--- Start SUPPLIED RECORDS ---

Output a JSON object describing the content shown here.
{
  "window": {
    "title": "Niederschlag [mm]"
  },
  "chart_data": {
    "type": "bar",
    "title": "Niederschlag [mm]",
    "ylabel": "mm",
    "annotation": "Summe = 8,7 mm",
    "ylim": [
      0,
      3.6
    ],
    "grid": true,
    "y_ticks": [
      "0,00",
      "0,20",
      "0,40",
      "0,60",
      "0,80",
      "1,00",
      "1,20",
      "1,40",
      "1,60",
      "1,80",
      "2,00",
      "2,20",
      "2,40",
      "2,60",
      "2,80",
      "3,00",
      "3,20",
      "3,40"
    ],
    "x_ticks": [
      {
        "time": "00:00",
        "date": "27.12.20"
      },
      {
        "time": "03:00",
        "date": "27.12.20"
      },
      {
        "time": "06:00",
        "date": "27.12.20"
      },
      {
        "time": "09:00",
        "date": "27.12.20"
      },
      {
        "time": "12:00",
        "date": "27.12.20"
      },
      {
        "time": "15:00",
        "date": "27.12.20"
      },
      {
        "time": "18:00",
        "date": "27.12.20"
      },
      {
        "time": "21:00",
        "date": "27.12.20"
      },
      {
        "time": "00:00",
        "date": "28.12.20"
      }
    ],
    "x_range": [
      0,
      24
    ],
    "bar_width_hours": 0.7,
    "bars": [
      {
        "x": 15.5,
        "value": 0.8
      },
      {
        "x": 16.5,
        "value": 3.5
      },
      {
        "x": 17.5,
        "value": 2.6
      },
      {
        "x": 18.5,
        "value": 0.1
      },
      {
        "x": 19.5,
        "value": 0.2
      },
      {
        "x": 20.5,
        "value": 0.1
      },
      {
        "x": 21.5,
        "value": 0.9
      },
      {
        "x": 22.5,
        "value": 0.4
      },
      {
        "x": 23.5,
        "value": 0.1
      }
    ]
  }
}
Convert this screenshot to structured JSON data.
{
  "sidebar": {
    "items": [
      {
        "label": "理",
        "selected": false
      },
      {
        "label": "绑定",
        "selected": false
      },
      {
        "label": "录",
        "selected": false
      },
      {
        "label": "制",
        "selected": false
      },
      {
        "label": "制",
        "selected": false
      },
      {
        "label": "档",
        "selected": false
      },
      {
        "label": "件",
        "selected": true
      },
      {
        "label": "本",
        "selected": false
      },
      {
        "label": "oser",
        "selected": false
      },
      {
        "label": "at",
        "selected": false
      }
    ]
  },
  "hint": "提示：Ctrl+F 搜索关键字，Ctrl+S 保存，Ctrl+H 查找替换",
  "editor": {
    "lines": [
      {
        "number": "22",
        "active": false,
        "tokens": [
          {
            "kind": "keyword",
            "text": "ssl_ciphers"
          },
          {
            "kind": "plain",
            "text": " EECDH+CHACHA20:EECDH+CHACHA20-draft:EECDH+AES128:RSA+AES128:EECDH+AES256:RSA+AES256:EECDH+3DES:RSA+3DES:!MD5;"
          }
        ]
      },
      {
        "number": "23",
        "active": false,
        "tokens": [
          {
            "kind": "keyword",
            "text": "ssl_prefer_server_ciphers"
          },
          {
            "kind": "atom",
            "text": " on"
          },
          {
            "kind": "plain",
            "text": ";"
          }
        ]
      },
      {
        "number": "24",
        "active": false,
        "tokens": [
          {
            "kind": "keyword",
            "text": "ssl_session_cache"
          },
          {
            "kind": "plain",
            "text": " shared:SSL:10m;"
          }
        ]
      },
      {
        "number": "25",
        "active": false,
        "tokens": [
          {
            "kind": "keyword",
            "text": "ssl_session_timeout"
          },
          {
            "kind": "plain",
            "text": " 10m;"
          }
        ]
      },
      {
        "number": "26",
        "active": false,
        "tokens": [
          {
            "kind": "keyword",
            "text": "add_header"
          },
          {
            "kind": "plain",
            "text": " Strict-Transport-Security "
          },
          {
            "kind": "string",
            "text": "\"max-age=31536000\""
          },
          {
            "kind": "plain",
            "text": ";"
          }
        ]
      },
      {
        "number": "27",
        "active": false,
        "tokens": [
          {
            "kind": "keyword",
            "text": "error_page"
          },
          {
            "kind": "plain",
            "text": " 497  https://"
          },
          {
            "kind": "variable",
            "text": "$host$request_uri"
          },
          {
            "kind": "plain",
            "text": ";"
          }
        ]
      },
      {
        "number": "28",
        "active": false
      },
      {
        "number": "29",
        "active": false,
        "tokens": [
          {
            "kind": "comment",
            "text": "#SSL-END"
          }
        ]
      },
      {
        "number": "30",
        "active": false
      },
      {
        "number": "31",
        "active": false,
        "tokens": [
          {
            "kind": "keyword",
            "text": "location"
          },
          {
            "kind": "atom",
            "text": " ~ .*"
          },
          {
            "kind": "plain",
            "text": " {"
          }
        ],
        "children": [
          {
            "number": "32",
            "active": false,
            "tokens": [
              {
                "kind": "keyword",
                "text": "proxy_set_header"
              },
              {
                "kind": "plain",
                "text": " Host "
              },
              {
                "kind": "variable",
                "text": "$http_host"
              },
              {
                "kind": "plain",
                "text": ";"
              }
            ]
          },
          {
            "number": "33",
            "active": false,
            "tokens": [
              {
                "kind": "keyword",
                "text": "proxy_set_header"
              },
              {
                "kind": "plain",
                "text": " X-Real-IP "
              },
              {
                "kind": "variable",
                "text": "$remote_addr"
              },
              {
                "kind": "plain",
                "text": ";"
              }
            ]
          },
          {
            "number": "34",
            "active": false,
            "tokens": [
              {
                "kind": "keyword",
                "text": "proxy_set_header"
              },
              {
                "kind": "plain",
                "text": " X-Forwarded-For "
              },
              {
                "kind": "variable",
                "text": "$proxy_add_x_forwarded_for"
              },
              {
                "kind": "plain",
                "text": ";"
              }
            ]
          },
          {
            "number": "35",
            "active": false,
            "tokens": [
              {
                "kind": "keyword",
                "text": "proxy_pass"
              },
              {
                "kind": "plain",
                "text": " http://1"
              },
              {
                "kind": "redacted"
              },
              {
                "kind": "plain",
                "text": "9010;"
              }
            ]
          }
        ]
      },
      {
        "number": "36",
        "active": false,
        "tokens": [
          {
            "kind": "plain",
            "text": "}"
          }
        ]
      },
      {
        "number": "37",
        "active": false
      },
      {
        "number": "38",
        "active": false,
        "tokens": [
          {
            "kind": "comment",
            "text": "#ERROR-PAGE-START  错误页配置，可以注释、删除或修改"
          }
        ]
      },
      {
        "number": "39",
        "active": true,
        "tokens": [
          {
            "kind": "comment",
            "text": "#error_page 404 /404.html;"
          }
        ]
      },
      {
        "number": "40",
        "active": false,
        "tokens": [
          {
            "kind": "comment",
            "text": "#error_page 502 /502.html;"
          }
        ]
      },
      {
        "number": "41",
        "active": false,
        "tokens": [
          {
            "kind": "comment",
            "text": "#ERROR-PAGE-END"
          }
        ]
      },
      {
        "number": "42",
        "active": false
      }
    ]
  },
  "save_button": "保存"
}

--- End SUPPLIED RECORDS ---

PROBLEM TO WORK ON => Please reproduce every line of the material word for word.

FULL RESPONSE =>
Output a JSON object describing the content shown here.
{
  "window": {
    "title": "Niederschlag [mm]"
  },
  "chart_data": {
    "type": "bar",
    "title": "Niederschlag [mm]",
    "ylabel": "mm",
    "annotation": "Summe = 8,7 mm",
    "ylim": [
      0,
      3.6
    ],
    "grid": true,
    "y_ticks": [
      "0,00",
      "0,20",
      "0,40",
      "0,60",
      "0,80",
      "1,00",
      "1,20",
      "1,40",
      "1,60",
      "1,80",
      "2,00",
      "2,20",
      "2,40",
      "2,60",
      "2,80",
      "3,00",
      "3,20",
      "3,40"
    ],
    "x_ticks": [
      {
        "time": "00:00",
        "date": "27.12.20"
      },
      {
        "time": "03:00",
        "date": "27.12.20"
      },
      {
        "time": "06:00",
        "date": "27.12.20"
      },
      {
        "time": "09:00",
        "date": "27.12.20"
      },
      {
        "time": "12:00",
        "date": "27.12.20"
      },
      {
        "time": "15:00",
        "date": "27.12.20"
      },
      {
        "time": "18:00",
        "date": "27.12.20"
      },
      {
        "time": "21:00",
        "date": "27.12.20"
      },
      {
        "time": "00:00",
        "date": "28.12.20"
      }
    ],
    "x_range": [
      0,
      24
    ],
    "bar_width_hours": 0.7,
    "bars": [
      {
        "x": 15.5,
        "value": 0.8
      },
      {
        "x": 16.5,
        "value": 3.5
      },
      {
        "x": 17.5,
        "value": 2.6
      },
      {
        "x": 18.5,
        "value": 0.1
      },
      {
        "x": 19.5,
        "value": 0.2
      },
      {
        "x": 20.5,
        "value": 0.1
      },
      {
        "x": 21.5,
        "value": 0.9
      },
      {
        "x": 22.5,
        "value": 0.4
      },
      {
        "x": 23.5,
        "value": 0.1
      }
    ]
  }
}
Convert this screenshot to structured JSON data.
{
  "sidebar": {
    "items": [
      {
        "label": "理",
        "selected": false
      },
      {
        "label": "绑定",
        "selected": false
      },
      {
        "label": "录",
        "selected": false
      },
      {
        "label": "制",
        "selected": false
      },
      {
        "label": "制",
        "selected": false
      },
      {
        "label": "档",
        "selected": false
      },
      {
        "label": "件",
        "selected": true
      },
      {
        "label": "本",
        "selected": false
      },
      {
        "label": "oser",
        "selected": false
      },
      {
        "label": "at",
        "selected": false
      }
    ]
  },
  "hint": "提示：Ctrl+F 搜索关键字，Ctrl+S 保存，Ctrl+H 查找替换",
  "editor": {
    "lines": [
      {
        "number": "22",
        "active": false,
        "tokens": [
          {
            "kind": "keyword",
            "text": "ssl_ciphers"
          },
          {
            "kind": "plain",
            "text": " EECDH+CHACHA20:EECDH+CHACHA20-draft:EECDH+AES128:RSA+AES128:EECDH+AES256:RSA+AES256:EECDH+3DES:RSA+3DES:!MD5;"
          }
        ]
      },
      {
        "number": "23",
        "active": false,
        "tokens": [
          {
            "kind": "keyword",
            "text": "ssl_prefer_server_ciphers"
          },
          {
            "kind": "atom",
            "text": " on"
          },
          {
            "kind": "plain",
            "text": ";"
          }
        ]
      },
      {
        "number": "24",
        "active": false,
        "tokens": [
          {
            "kind": "keyword",
            "text": "ssl_session_cache"
          },
          {
            "kind": "plain",
            "text": " shared:SSL:10m;"
          }
        ]
      },
      {
        "number": "25",
        "active": false,
        "tokens": [
          {
            "kind": "keyword",
            "text": "ssl_session_timeout"
          },
          {
            "kind": "plain",
            "text": " 10m;"
          }
        ]
      },
      {
        "number": "26",
        "active": false,
        "tokens": [
          {
            "kind": "keyword",
            "text": "add_header"
          },
          {
            "kind": "plain",
            "text": " Strict-Transport-Security "
          },
          {
            "kind": "string",
            "text": "\"max-age=31536000\""
          },
          {
            "kind": "plain",
            "text": ";"
          }
        ]
      },
      {
        "number": "27",
        "active": false,
        "tokens": [
          {
            "kind": "keyword",
            "text": "error_page"
          },
          {
            "kind": "plain",
            "text": " 497  https://"
          },
          {
            "kind": "variable",
            "text": "$host$request_uri"
          },
          {
            "kind": "plain",
            "text": ";"
          }
        ]
      },
      {
        "number": "28",
        "active": false
      },
      {
        "number": "29",
        "active": false,
        "tokens": [
          {
            "kind": "comment",
            "text": "#SSL-END"
          }
        ]
      },
      {
        "number": "30",
        "active": false
      },
      {
        "number": "31",
        "active": false,
        "tokens": [
          {
            "kind": "keyword",
            "text": "location"
          },
          {
            "kind": "atom",
            "text": " ~ .*"
          },
          {
            "kind": "plain",
            "text": " {"
          }
        ],
        "children": [
          {
            "number": "32",
            "active": false,
            "tokens": [
              {
                "kind": "keyword",
                "text": "proxy_set_header"
              },
              {
                "kind": "plain",
                "text": " Host "
              },
              {
                "kind": "variable",
                "text": "$http_host"
              },
              {
                "kind": "plain",
                "text": ";"
              }
            ]
          },
          {
            "number": "33",
            "active": false,
            "tokens": [
              {
                "kind": "keyword",
                "text": "proxy_set_header"
              },
              {
                "kind": "plain",
                "text": " X-Real-IP "
              },
              {
                "kind": "variable",
                "text": "$remote_addr"
              },
              {
                "kind": "plain",
                "text": ";"
              }
            ]
          },
          {
            "number": "34",
            "active": false,
            "tokens": [
              {
                "kind": "keyword",
                "text": "proxy_set_header"
              },
              {
                "kind": "plain",
                "text": " X-Forwarded-For "
              },
              {
                "kind": "variable",
                "text": "$proxy_add_x_forwarded_for"
              },
              {
                "kind": "plain",
                "text": ";"
              }
            ]
          },
          {
            "number": "35",
            "active": false,
            "tokens": [
              {
                "kind": "keyword",
                "text": "proxy_pass"
              },
              {
                "kind": "plain",
                "text": " http://1"
              },
              {
                "kind": "redacted"
              },
              {
                "kind": "plain",
                "text": "9010;"
              }
            ]
          }
        ]
      },
      {
        "number": "36",
        "active": false,
        "tokens": [
          {
            "kind": "plain",
            "text": "}"
          }
        ]
      },
      {
        "number": "37",
        "active": false
      },
      {
        "number": "38",
        "active": false,
        "tokens": [
          {
            "kind": "comment",
            "text": "#ERROR-PAGE-START  错误页配置，可以注释、删除或修改"
          }
        ]
      },
      {
        "number": "39",
        "active": true,
        "tokens": [
          {
            "kind": "comment",
            "text": "#error_page 404 /404.html;"
          }
        ]
      },
      {
        "number": "40",
        "active": false,
        "tokens": [
          {
            "kind": "comment",
            "text": "#error_page 502 /502.html;"
          }
        ]
      },
      {
        "number": "41",
        "active": false,
        "tokens": [
          {
            "kind": "comment",
            "text": "#ERROR-PAGE-END"
          }
        ]
      },
      {
        "number": "42",
        "active": false
      }
    ]
  },
  "save_button": "保存"
}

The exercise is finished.